Problem to work on. Give the entries back exactly, dropping each image.

--- BEGIN Data records ---

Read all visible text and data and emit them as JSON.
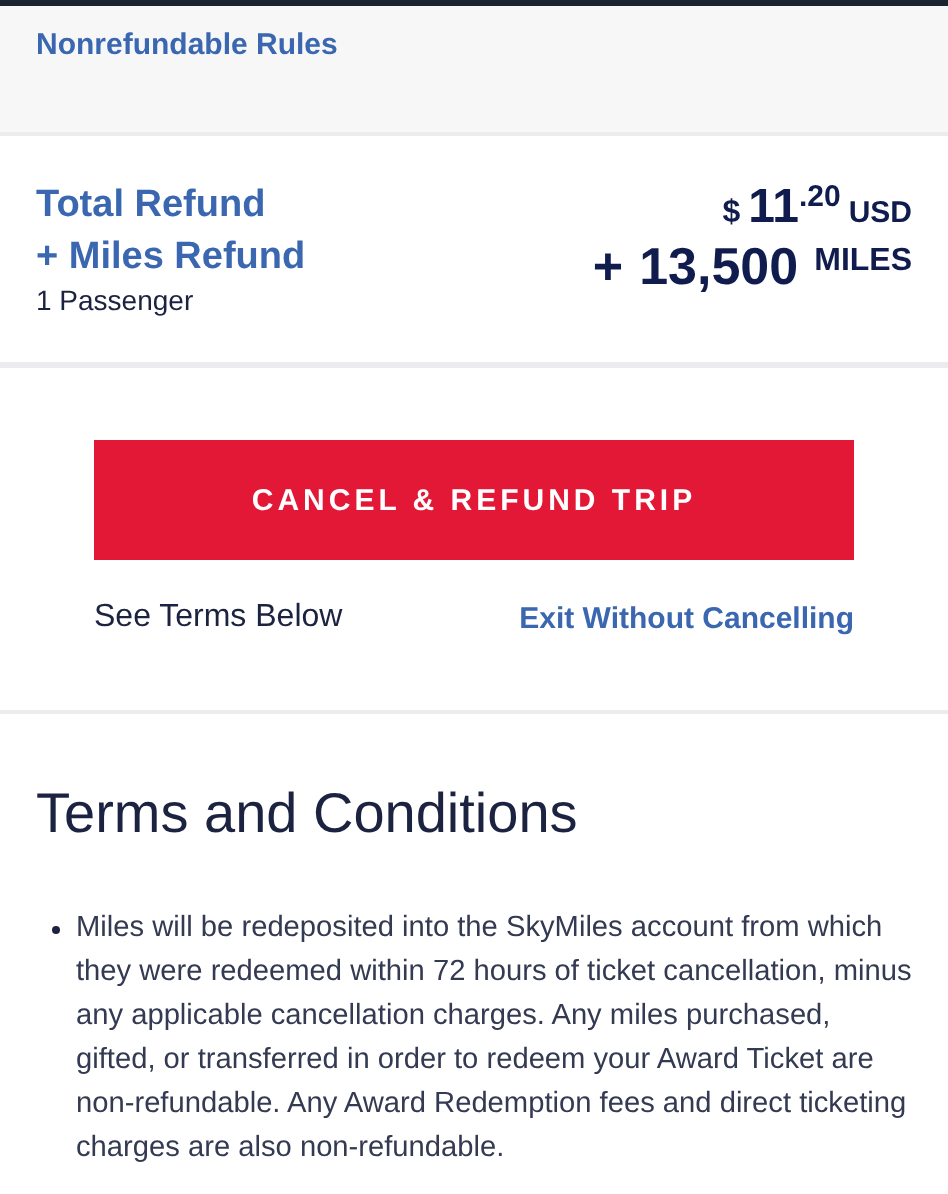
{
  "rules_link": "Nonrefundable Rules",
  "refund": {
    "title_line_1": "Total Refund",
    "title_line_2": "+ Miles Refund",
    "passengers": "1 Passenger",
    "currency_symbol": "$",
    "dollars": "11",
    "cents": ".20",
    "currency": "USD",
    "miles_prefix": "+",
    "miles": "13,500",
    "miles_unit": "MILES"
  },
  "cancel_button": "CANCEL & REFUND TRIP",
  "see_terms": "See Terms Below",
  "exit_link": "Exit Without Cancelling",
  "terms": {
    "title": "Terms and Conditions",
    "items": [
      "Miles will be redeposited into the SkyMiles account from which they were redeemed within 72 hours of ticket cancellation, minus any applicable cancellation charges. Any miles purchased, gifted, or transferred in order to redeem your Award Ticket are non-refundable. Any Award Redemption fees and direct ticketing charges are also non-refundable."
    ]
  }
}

--- END Data records ---

Reply to the exercise.
Read all visible text and data and emit them as JSON.
{
  "rules_link": "Nonrefundable Rules",
  "refund": {
    "title_line_1": "Total Refund",
    "title_line_2": "+ Miles Refund",
    "passengers": "1 Passenger",
    "currency_symbol": "$",
    "dollars": "11",
    "cents": ".20",
    "currency": "USD",
    "miles_prefix": "+",
    "miles": "13,500",
    "miles_unit": "MILES"
  },
  "cancel_button": "CANCEL & REFUND TRIP",
  "see_terms": "See Terms Below",
  "exit_link": "Exit Without Cancelling",
  "terms": {
    "title": "Terms and Conditions",
    "items": [
      "Miles will be redeposited into the SkyMiles account from which they were redeemed within 72 hours of ticket cancellation, minus any applicable cancellation charges. Any miles purchased, gifted, or transferred in order to redeem your Award Ticket are non-refundable. Any Award Redemption fees and direct ticketing charges are also non-refundable."
    ]
  }
}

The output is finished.